YOUR GOAL:
Pick out and copy every line below that has the word "this".

Collection entries
** START **

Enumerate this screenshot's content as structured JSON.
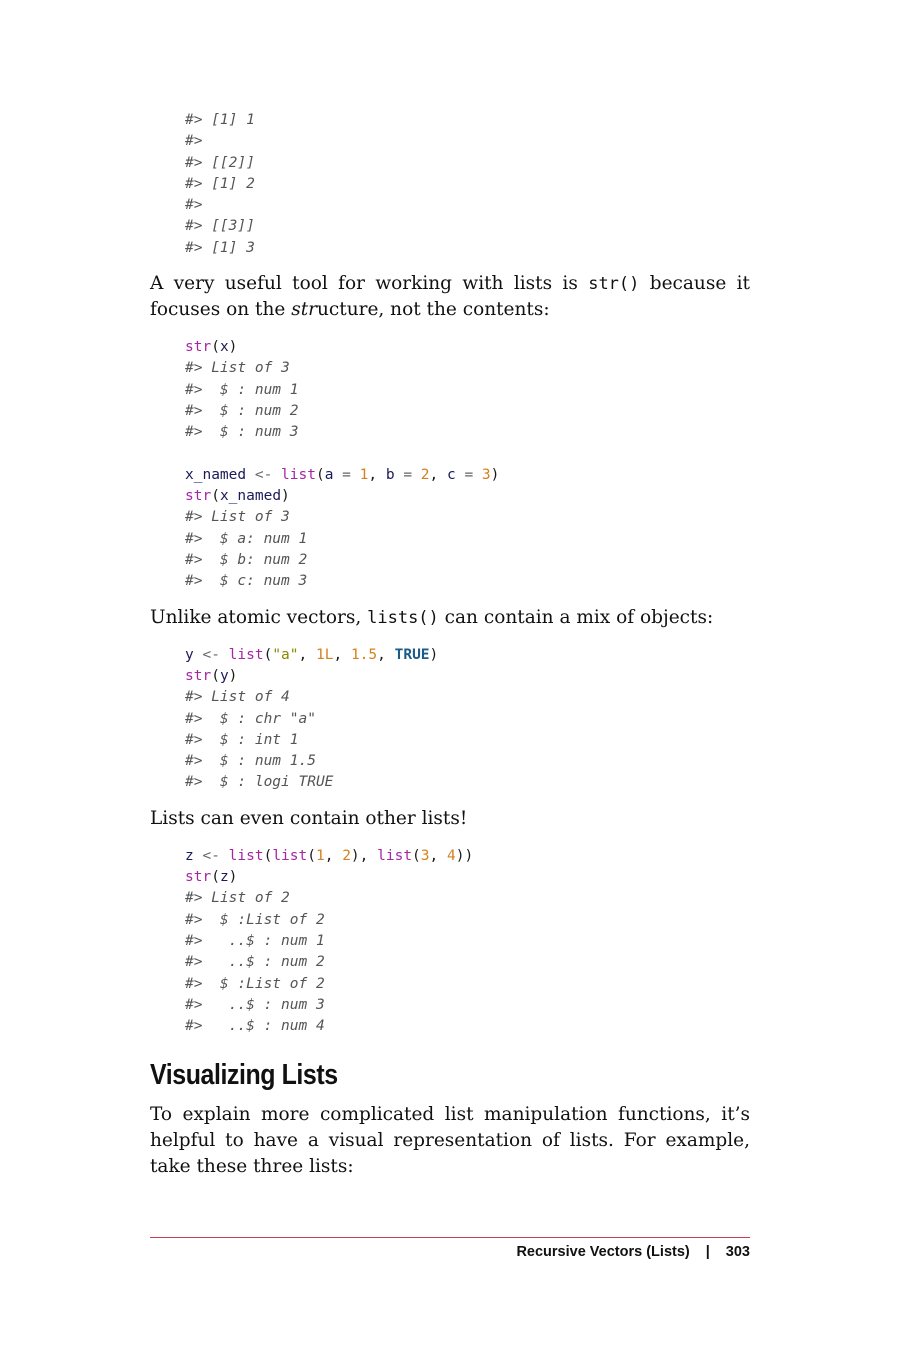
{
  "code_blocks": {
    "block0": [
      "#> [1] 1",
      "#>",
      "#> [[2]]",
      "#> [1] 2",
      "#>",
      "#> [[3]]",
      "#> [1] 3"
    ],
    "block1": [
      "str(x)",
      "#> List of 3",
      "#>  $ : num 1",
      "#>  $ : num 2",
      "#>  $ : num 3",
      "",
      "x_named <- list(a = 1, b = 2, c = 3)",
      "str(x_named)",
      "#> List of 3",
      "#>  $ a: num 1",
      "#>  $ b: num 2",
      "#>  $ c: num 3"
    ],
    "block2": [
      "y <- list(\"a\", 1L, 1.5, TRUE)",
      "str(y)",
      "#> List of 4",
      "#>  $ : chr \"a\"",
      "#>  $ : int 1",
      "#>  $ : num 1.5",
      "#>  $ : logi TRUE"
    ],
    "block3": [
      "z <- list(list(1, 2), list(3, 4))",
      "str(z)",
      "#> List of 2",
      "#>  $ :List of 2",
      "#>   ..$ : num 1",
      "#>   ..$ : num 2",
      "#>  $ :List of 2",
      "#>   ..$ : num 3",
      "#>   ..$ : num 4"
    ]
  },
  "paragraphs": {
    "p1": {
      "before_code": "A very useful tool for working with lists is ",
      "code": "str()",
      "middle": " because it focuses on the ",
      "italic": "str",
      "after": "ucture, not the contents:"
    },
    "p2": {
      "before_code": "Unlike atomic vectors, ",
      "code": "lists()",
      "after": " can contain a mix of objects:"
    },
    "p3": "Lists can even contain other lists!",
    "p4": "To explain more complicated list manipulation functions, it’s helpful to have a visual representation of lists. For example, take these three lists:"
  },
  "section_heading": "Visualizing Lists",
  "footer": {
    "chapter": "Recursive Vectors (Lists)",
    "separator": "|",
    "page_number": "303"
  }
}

** END **
** START **

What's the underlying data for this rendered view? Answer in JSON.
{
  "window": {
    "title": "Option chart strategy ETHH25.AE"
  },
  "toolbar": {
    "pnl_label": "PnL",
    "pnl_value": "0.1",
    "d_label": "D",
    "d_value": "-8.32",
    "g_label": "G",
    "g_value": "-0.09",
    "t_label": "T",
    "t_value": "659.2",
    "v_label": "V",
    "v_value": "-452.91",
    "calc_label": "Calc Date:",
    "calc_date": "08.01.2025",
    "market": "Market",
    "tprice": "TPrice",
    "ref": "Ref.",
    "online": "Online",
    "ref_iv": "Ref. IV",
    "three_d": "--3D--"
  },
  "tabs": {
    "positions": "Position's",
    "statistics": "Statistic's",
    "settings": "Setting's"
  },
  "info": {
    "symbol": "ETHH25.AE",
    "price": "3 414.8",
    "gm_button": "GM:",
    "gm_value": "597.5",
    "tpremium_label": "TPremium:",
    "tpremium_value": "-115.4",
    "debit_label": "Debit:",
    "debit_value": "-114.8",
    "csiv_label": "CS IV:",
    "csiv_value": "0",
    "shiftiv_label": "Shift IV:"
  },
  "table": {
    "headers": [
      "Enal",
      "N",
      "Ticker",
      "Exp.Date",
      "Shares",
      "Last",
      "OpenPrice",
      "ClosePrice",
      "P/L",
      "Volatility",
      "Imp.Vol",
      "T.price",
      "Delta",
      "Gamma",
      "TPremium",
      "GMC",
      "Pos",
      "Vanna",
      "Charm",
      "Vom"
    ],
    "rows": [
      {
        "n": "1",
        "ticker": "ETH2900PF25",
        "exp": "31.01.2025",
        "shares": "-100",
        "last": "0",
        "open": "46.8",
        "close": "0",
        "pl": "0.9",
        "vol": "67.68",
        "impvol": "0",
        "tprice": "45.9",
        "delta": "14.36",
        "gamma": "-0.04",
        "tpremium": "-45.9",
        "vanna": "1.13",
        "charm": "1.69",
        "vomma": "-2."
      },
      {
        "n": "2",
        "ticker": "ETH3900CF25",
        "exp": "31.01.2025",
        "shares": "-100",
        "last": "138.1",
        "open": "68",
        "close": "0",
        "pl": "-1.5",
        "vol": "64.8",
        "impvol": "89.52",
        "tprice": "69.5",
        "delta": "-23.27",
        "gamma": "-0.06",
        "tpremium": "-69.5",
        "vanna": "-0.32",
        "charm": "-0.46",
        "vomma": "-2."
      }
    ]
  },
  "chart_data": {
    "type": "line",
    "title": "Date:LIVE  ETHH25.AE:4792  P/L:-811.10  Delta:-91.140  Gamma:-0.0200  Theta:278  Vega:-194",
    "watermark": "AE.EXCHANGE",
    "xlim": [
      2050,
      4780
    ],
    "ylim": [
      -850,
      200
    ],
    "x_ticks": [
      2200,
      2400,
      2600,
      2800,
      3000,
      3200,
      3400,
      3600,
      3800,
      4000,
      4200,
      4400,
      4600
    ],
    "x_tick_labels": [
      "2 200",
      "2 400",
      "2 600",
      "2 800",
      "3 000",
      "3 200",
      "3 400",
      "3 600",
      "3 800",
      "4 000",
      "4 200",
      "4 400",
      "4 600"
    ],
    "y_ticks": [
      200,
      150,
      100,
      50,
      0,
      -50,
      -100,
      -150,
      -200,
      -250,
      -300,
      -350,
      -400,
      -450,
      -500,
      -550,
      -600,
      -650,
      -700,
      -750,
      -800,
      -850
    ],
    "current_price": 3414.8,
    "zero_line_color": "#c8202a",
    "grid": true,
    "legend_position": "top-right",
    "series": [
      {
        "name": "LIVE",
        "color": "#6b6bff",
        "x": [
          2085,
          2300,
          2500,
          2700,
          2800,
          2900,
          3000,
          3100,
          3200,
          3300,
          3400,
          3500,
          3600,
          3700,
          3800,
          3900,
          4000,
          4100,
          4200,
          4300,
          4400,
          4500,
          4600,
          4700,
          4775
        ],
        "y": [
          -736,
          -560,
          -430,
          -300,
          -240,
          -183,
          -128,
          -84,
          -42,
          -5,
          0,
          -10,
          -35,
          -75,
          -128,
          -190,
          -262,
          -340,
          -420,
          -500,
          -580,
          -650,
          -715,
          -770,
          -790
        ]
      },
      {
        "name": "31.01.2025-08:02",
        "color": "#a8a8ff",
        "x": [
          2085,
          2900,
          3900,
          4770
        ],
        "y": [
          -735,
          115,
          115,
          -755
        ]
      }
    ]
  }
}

** END **

THE REPLY:
Enumerate this screenshot's content as structured JSON.
What's the underlying data for this rendered view? Answer in JSON.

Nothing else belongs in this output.